### GIVEN PROBLEM
Copy every line, leaving nothing out and adding nothing.

Records:
>> Begin

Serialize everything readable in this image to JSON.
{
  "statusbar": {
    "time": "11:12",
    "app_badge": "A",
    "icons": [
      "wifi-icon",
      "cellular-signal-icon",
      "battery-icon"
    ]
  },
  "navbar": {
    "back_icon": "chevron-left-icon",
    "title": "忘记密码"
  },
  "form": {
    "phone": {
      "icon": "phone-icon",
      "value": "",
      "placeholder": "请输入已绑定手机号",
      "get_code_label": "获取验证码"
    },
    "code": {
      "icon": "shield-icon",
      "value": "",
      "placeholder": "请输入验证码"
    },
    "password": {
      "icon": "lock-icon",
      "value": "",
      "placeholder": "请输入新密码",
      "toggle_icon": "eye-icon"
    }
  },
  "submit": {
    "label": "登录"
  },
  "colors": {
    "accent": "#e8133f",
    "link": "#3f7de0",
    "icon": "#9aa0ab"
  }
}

>> End

### OUTPUT BELOW
Serialize everything readable in this image to JSON.
{
  "statusbar": {
    "time": "11:12",
    "app_badge": "A",
    "icons": [
      "wifi-icon",
      "cellular-signal-icon",
      "battery-icon"
    ]
  },
  "navbar": {
    "back_icon": "chevron-left-icon",
    "title": "忘记密码"
  },
  "form": {
    "phone": {
      "icon": "phone-icon",
      "value": "",
      "placeholder": "请输入已绑定手机号",
      "get_code_label": "获取验证码"
    },
    "code": {
      "icon": "shield-icon",
      "value": "",
      "placeholder": "请输入验证码"
    },
    "password": {
      "icon": "lock-icon",
      "value": "",
      "placeholder": "请输入新密码",
      "toggle_icon": "eye-icon"
    }
  },
  "submit": {
    "label": "登录"
  },
  "colors": {
    "accent": "#e8133f",
    "link": "#3f7de0",
    "icon": "#9aa0ab"
  }
}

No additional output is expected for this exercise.